(Stored items)
......

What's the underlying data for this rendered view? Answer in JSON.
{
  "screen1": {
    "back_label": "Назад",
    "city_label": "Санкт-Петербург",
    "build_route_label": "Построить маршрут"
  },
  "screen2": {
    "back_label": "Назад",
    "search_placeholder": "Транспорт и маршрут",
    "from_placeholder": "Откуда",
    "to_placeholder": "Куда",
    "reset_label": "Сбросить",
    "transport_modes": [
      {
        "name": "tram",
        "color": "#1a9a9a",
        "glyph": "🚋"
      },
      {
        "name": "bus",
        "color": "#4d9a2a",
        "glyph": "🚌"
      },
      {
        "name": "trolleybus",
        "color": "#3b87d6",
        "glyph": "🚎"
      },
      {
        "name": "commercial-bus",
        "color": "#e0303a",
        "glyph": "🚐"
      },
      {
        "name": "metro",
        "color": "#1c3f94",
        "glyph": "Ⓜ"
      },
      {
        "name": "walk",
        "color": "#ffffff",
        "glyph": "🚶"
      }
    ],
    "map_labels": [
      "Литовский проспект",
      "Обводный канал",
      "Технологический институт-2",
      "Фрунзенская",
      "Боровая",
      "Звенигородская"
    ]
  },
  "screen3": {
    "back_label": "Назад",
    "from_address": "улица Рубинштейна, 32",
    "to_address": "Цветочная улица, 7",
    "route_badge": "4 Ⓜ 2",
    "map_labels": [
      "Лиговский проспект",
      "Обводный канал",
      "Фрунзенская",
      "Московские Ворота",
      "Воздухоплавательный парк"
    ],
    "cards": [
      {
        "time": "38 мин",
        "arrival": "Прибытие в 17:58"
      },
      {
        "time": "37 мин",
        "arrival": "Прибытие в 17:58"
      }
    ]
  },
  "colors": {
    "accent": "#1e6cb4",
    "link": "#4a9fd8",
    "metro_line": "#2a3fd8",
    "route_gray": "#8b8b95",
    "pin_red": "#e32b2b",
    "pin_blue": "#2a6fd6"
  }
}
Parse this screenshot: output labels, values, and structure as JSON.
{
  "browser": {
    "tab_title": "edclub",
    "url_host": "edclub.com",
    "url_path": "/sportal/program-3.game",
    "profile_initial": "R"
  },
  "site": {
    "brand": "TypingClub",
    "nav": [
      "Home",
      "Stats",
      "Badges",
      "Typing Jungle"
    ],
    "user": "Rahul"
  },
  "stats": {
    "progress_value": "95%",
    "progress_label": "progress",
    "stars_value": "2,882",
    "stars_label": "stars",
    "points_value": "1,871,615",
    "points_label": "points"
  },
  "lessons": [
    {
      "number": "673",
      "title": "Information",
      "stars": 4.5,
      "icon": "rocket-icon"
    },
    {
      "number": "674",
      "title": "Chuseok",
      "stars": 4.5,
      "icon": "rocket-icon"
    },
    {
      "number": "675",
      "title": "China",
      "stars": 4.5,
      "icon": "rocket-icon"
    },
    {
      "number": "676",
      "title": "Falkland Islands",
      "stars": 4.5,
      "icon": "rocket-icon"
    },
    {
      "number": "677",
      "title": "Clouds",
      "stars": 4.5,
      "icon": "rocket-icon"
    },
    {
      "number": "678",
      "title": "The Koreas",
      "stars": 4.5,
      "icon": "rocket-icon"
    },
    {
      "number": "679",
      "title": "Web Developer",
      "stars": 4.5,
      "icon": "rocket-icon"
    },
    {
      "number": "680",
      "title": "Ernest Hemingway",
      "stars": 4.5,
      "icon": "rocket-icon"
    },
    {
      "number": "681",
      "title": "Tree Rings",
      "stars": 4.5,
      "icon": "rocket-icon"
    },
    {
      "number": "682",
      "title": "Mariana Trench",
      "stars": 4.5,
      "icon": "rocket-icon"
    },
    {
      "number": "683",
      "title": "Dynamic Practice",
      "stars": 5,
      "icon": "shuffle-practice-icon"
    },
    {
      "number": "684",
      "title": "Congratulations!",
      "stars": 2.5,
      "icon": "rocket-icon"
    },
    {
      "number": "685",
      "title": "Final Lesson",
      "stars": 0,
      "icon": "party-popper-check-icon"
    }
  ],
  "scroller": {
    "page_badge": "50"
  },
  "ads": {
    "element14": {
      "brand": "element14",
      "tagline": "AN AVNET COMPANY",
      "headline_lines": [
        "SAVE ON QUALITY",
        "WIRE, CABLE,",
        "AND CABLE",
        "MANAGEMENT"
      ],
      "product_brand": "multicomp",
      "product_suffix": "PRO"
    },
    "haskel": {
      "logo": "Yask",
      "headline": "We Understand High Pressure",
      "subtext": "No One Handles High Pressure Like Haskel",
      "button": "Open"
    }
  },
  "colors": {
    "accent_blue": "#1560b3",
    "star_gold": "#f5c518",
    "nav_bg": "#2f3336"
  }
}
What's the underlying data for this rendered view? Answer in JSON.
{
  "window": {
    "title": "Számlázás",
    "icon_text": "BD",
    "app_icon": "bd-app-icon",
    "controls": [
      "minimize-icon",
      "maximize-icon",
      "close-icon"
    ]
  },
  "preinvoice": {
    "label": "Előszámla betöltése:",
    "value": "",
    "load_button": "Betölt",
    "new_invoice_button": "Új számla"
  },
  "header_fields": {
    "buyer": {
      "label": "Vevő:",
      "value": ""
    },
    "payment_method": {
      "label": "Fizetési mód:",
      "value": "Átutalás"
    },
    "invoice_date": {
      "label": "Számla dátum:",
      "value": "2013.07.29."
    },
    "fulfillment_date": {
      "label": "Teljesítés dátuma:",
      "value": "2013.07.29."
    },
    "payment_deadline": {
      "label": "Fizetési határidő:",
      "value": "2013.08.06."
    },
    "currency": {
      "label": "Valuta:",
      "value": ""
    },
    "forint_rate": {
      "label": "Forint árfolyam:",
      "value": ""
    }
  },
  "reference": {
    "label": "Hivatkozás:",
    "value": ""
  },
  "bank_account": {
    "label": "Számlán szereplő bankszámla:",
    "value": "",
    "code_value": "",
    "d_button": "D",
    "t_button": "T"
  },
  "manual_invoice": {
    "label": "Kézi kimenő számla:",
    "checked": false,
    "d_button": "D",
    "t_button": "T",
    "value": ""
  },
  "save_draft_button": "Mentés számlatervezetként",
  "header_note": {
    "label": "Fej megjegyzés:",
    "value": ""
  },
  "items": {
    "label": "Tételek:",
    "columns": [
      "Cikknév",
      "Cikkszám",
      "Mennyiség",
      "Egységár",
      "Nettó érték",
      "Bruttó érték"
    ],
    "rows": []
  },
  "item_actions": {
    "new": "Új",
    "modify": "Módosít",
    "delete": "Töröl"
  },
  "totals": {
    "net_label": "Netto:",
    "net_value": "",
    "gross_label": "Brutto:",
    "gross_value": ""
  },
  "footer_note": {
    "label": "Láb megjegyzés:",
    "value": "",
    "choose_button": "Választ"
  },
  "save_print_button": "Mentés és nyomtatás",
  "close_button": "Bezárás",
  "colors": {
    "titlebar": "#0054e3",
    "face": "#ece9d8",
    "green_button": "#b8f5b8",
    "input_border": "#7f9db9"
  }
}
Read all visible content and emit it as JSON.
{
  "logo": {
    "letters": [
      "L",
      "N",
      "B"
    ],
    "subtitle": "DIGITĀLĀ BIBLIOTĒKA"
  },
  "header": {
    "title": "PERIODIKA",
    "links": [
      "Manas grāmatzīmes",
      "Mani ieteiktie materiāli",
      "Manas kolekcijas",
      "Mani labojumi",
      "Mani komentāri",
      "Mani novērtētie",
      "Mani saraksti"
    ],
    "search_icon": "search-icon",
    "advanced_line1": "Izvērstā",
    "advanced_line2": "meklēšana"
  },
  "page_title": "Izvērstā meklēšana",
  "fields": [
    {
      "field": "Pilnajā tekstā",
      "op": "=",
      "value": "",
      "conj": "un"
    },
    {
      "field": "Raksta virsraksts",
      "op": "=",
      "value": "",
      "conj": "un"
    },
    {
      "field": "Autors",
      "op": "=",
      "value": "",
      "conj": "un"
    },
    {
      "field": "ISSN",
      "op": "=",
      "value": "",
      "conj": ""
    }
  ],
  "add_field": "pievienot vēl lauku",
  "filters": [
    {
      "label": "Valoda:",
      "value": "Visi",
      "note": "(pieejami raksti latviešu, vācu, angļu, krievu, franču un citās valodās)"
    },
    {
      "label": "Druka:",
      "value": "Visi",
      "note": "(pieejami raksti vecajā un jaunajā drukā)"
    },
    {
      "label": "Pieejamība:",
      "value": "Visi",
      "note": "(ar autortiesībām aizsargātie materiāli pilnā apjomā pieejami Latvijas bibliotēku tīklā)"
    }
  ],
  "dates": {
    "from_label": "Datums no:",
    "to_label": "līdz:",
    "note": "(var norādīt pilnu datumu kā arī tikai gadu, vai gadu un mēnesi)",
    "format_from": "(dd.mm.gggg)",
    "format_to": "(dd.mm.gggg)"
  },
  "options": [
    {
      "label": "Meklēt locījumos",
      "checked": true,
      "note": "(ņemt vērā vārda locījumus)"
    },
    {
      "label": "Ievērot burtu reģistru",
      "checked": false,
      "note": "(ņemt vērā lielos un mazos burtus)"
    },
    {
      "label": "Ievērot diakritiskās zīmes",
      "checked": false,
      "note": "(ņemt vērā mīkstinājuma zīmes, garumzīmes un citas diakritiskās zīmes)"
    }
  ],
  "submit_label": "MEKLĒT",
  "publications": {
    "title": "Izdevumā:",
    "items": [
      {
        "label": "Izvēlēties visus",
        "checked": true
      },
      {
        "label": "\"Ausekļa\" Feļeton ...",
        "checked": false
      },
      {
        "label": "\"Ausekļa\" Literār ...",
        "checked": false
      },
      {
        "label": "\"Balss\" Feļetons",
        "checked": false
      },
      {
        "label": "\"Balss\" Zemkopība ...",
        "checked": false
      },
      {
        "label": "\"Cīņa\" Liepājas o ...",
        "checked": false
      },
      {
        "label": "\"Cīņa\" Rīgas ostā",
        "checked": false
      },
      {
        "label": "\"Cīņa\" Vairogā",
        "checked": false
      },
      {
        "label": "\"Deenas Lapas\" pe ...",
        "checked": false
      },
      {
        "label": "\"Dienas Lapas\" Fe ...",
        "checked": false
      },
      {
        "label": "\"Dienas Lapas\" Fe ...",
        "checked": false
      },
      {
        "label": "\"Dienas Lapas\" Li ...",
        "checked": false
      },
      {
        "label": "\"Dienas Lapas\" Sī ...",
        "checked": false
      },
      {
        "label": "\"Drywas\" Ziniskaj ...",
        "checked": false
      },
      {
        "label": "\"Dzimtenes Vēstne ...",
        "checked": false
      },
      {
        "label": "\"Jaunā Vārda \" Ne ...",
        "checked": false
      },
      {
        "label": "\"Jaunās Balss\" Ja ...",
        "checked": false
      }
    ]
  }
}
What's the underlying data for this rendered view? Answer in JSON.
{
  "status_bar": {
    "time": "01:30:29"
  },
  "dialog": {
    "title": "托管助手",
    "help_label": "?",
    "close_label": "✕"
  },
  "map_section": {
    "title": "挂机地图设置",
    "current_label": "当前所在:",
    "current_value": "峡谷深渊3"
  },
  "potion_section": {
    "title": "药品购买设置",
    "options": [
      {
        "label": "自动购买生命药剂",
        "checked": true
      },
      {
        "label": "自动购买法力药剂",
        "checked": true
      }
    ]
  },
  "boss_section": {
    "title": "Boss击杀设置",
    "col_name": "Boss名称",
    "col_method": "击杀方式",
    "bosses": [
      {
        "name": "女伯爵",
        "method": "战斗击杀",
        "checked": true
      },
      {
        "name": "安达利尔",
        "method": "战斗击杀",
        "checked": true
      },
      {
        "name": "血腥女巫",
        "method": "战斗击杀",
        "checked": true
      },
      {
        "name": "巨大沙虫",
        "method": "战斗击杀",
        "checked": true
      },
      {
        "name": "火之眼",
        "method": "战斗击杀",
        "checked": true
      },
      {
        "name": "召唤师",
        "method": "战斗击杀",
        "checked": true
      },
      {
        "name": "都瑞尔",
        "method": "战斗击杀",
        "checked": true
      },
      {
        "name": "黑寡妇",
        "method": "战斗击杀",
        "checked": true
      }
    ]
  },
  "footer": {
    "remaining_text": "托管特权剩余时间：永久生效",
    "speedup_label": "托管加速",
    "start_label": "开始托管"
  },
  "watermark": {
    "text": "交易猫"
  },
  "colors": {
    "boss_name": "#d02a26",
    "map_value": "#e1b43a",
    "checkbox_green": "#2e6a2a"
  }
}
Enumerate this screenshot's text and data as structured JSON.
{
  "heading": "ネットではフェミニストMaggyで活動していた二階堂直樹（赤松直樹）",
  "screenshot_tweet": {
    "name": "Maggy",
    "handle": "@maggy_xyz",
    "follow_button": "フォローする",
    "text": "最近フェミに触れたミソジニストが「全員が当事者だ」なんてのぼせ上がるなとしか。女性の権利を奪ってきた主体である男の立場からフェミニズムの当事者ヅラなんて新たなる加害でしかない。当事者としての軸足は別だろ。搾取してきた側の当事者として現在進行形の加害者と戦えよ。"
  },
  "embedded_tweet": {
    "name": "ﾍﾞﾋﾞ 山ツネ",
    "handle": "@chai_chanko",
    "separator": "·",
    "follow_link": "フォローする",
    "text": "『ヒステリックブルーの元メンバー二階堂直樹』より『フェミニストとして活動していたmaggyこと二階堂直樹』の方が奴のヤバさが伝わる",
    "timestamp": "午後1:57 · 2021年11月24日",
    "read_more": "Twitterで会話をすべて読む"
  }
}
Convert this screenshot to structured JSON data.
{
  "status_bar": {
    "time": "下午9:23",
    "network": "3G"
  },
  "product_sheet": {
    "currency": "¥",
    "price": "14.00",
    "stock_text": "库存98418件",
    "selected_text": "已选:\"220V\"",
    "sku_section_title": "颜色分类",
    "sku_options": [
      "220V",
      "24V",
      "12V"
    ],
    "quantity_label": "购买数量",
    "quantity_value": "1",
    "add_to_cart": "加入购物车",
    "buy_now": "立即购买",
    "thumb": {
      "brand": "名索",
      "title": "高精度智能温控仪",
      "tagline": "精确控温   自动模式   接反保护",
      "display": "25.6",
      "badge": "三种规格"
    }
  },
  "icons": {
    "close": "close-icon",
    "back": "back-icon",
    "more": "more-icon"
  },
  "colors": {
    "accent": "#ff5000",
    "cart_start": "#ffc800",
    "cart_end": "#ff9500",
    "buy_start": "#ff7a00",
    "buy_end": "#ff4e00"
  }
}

......

▶ **Directions**
Say how many lines above hold the word "Ievērot", giving only the count.

▶ **Solution for this exercise**
2